--- START OF MATERIAL ---
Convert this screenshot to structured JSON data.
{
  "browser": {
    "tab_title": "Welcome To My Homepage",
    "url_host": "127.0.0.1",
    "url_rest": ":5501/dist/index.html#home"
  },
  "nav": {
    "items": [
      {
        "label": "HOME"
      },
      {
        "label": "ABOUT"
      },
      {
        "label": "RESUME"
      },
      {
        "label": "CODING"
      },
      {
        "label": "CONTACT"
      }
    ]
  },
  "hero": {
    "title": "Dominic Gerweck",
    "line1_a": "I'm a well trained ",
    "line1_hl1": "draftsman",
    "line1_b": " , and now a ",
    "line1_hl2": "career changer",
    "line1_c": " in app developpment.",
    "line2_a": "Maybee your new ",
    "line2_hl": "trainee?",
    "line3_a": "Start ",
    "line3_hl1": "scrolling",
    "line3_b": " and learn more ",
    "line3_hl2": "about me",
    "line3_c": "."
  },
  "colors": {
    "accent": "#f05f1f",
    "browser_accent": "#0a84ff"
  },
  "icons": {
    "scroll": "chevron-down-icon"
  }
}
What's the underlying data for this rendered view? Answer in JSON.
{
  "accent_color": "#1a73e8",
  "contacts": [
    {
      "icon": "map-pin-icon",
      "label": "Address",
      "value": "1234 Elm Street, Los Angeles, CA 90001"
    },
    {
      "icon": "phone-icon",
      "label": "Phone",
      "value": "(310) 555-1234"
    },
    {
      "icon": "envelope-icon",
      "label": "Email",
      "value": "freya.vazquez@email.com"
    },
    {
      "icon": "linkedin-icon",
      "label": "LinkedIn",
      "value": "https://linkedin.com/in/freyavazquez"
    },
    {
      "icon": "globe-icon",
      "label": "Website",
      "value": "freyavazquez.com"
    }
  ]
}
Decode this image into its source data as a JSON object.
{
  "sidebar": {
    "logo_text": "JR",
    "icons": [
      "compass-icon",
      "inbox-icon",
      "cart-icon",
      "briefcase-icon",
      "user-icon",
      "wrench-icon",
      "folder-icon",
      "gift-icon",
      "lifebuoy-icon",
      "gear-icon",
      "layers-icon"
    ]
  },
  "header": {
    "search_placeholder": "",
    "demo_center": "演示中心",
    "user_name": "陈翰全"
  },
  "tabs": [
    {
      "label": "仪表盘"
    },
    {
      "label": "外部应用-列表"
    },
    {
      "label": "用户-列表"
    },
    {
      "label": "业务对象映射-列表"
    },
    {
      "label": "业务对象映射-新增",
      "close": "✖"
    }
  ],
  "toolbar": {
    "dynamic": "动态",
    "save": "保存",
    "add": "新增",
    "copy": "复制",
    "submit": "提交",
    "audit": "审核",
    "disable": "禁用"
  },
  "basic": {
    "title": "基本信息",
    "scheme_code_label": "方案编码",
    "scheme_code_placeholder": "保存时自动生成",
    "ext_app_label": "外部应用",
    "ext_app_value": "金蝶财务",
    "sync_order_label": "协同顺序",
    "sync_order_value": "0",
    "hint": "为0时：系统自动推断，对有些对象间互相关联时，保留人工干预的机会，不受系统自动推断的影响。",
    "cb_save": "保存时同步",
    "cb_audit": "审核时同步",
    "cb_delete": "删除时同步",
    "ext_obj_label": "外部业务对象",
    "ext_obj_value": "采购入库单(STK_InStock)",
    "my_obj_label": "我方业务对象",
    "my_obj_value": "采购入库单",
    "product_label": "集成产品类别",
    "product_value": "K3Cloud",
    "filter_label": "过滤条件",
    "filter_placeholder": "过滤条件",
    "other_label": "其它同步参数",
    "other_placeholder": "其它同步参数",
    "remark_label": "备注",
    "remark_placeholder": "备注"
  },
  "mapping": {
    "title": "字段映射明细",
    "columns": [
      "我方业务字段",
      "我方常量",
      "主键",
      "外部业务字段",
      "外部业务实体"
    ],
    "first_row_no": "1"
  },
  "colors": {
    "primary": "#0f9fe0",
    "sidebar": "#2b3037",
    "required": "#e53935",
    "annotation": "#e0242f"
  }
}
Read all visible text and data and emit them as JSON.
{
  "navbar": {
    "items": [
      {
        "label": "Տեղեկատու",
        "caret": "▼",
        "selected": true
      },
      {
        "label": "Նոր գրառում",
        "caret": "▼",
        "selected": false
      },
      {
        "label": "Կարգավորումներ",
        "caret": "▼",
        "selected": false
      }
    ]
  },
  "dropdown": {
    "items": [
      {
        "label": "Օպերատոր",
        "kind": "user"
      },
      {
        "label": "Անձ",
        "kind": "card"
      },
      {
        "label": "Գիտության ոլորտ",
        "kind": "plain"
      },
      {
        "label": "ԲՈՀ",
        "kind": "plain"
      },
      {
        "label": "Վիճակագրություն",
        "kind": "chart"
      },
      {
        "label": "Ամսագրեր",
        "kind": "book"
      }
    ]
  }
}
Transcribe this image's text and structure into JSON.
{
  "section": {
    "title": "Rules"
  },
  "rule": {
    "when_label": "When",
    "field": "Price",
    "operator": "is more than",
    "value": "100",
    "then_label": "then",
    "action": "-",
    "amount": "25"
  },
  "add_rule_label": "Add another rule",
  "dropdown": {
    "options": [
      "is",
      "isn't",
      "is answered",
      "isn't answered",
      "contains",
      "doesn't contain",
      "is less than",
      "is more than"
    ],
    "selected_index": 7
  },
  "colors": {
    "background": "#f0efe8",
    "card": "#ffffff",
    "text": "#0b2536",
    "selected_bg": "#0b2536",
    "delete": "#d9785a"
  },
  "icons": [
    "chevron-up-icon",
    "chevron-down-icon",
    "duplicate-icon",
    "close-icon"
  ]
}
--- END OF MATERIAL ---
→ WHAT IS BEING ASKED
Identify and extract each line of the listing that contains "其它同步参数".

→ ANSWER BELOW
    "other_label": "其它同步参数",
    "other_placeholder": "其它同步参数",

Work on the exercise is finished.